> [WHAT IS REQUIRED]: Without the pictures, give the entries below again exactly as written.

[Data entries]
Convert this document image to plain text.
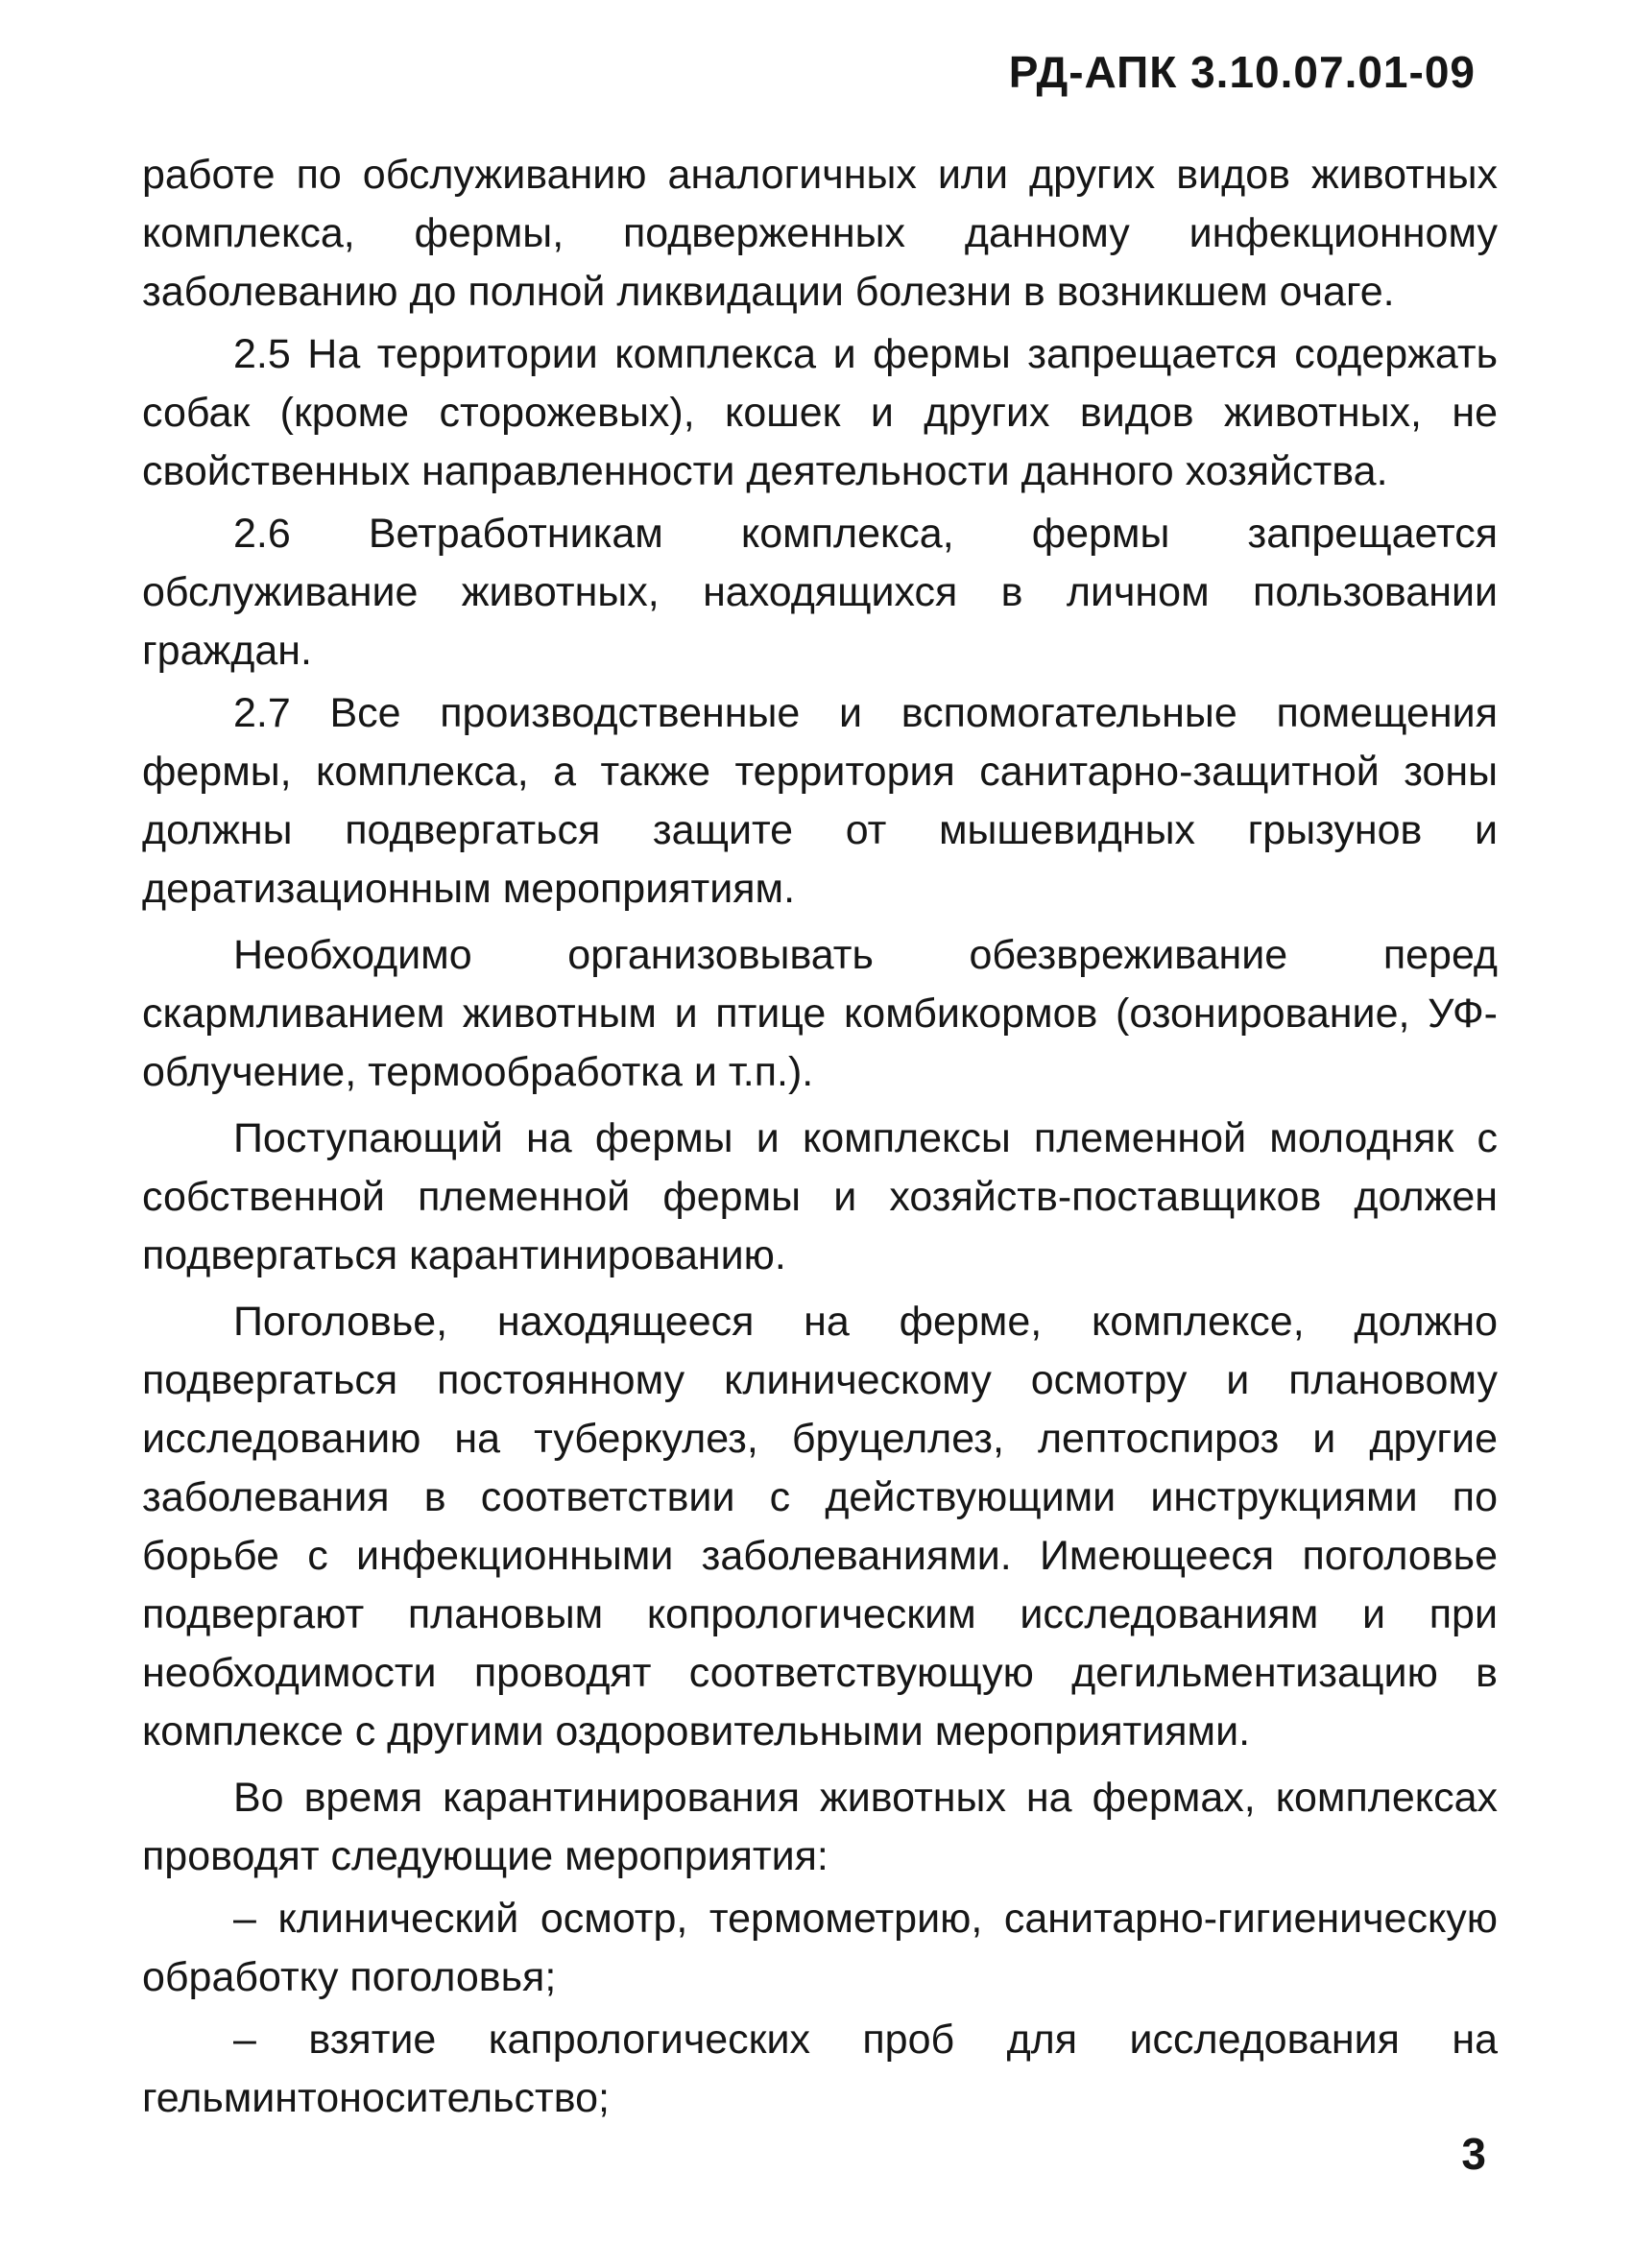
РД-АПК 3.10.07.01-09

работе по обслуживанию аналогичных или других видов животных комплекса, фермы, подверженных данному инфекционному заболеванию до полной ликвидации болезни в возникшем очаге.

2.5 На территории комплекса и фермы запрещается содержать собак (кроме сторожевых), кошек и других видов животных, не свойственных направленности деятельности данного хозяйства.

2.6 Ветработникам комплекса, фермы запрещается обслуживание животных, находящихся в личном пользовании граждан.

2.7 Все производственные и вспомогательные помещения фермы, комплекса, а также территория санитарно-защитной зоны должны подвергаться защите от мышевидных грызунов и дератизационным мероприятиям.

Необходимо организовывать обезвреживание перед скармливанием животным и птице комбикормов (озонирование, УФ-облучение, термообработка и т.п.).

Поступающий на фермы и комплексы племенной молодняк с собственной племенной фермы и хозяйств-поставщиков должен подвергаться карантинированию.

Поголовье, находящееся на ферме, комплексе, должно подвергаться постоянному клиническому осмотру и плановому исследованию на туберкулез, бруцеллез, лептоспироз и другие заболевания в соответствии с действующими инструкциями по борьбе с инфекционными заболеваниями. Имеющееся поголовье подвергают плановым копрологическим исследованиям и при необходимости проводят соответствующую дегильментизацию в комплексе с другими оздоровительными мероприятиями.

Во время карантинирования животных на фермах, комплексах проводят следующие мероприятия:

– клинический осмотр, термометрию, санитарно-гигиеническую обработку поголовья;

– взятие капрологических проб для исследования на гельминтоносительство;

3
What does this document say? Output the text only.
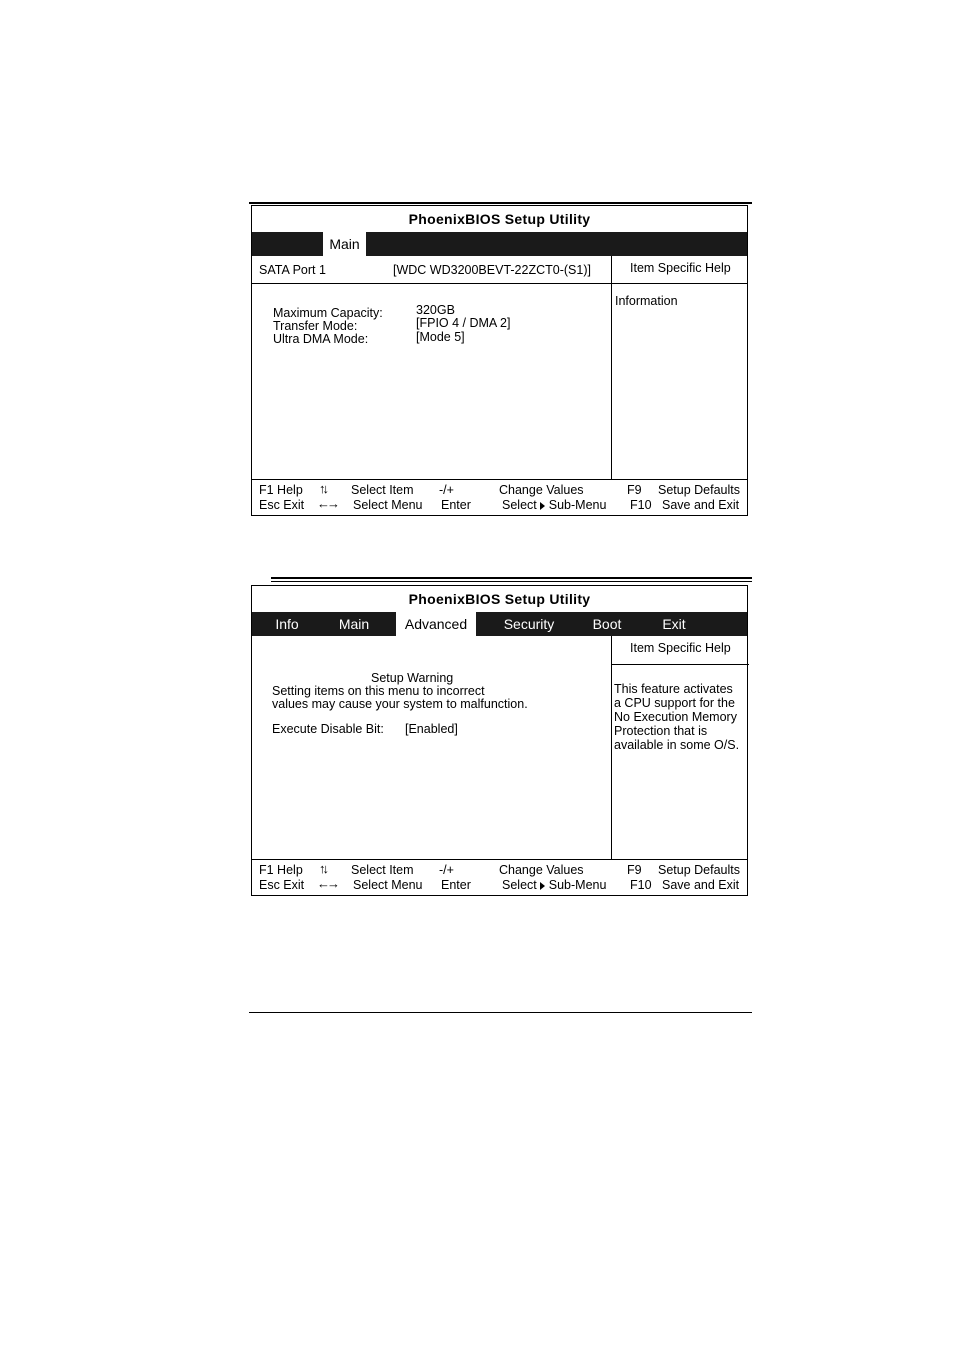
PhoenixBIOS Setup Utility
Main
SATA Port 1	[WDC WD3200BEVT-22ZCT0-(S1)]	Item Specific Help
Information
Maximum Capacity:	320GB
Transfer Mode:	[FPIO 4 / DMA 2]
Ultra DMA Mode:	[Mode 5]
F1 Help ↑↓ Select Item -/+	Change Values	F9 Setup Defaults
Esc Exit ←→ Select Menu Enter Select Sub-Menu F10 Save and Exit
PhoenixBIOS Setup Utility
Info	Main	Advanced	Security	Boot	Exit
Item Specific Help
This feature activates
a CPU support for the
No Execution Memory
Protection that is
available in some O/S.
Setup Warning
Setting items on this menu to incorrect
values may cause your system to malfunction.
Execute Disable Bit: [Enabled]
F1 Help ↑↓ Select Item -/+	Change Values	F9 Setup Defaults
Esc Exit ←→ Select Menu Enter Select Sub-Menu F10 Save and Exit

> [RESPONSE TO THE TASK]:
Convert this document image to plain text.
РД-АПК 3.10.07.01-09

работе по обслуживанию аналогичных или других видов животных комплекса, фермы, подверженных данному инфекционному заболеванию до полной ликвидации болезни в возникшем очаге.

2.5 На территории комплекса и фермы запрещается содержать собак (кроме сторожевых), кошек и других видов животных, не свойственных направленности деятельности данного хозяйства.

2.6 Ветработникам комплекса, фермы запрещается обслуживание животных, находящихся в личном пользовании граждан.

2.7 Все производственные и вспомогательные помещения фермы, комплекса, а также территория санитарно-защитной зоны должны подвергаться защите от мышевидных грызунов и дератизационным мероприятиям.

Необходимо организовывать обезвреживание перед скармливанием животным и птице комбикормов (озонирование, УФ-облучение, термообработка и т.п.).

Поступающий на фермы и комплексы племенной молодняк с собственной племенной фермы и хозяйств-поставщиков должен подвергаться карантинированию.

Поголовье, находящееся на ферме, комплексе, должно подвергаться постоянному клиническому осмотру и плановому исследованию на туберкулез, бруцеллез, лептоспироз и другие заболевания в соответствии с действующими инструкциями по борьбе с инфекционными заболеваниями. Имеющееся поголовье подвергают плановым копрологическим исследованиям и при необходимости проводят соответствующую дегильментизацию в комплексе с другими оздоровительными мероприятиями.

Во время карантинирования животных на фермах, комплексах проводят следующие мероприятия:

– клинический осмотр, термометрию, санитарно-гигиеническую обработку поголовья;

– взятие капрологических проб для исследования на гельминтоносительство;

3
What does this document say? Output the text only.
PhoenixBIOS Setup Utility
Main
SATA Port 1	[WDC WD3200BEVT-22ZCT0-(S1)]	Item Specific Help
Information
Maximum Capacity:	320GB
Transfer Mode:	[FPIO 4 / DMA 2]
Ultra DMA Mode:	[Mode 5]
F1 Help ↑↓ Select Item -/+	Change Values	F9 Setup Defaults
Esc Exit ←→ Select Menu Enter Select Sub-Menu F10 Save and Exit
PhoenixBIOS Setup Utility
Info	Main	Advanced	Security	Boot	Exit
Item Specific Help
This feature activates
a CPU support for the
No Execution Memory
Protection that is
available in some O/S.
Setup Warning
Setting items on this menu to incorrect
values may cause your system to malfunction.
Execute Disable Bit: [Enabled]
F1 Help ↑↓ Select Item -/+	Change Values	F9 Setup Defaults
Esc Exit ←→ Select Menu Enter Select Sub-Menu F10 Save and Exit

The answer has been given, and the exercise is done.